Problem statement: For each line of the data below that holds "Limited", copy the line.

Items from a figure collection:

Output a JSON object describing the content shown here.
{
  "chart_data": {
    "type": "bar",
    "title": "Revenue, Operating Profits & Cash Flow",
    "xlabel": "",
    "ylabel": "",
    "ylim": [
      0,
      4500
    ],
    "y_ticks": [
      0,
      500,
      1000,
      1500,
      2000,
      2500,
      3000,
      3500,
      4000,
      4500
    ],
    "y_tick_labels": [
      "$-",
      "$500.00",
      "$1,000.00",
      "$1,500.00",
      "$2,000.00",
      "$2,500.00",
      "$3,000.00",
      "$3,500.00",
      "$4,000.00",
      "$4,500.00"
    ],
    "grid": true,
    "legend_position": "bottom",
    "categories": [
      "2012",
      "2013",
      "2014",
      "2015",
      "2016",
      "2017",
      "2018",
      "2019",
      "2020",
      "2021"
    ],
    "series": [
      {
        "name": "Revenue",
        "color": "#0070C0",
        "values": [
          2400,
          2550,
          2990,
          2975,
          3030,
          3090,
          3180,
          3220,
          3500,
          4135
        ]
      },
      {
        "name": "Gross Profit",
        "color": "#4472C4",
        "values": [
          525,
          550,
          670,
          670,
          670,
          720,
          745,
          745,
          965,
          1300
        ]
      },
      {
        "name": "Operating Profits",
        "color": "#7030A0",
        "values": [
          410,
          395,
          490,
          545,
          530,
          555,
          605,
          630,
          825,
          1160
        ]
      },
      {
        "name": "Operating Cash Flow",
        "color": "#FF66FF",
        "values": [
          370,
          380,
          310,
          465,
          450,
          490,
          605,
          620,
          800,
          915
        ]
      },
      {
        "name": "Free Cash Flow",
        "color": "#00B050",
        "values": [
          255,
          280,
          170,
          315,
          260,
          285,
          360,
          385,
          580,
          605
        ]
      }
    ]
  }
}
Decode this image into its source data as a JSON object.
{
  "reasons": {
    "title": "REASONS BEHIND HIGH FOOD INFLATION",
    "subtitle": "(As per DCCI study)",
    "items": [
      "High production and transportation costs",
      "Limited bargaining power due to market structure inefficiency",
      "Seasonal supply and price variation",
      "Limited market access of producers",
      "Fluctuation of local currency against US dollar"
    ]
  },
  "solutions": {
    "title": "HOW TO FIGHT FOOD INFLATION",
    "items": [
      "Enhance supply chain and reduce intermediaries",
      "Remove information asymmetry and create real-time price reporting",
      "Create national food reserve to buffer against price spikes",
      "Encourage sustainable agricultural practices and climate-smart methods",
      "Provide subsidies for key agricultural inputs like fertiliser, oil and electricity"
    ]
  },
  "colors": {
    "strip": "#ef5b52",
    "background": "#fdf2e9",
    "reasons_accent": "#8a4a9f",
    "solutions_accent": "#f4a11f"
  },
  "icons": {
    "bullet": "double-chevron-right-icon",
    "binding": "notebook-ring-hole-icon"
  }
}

Solution to this problem:
      "Limited bargaining power due to market structure inefficiency",
      "Limited market access of producers",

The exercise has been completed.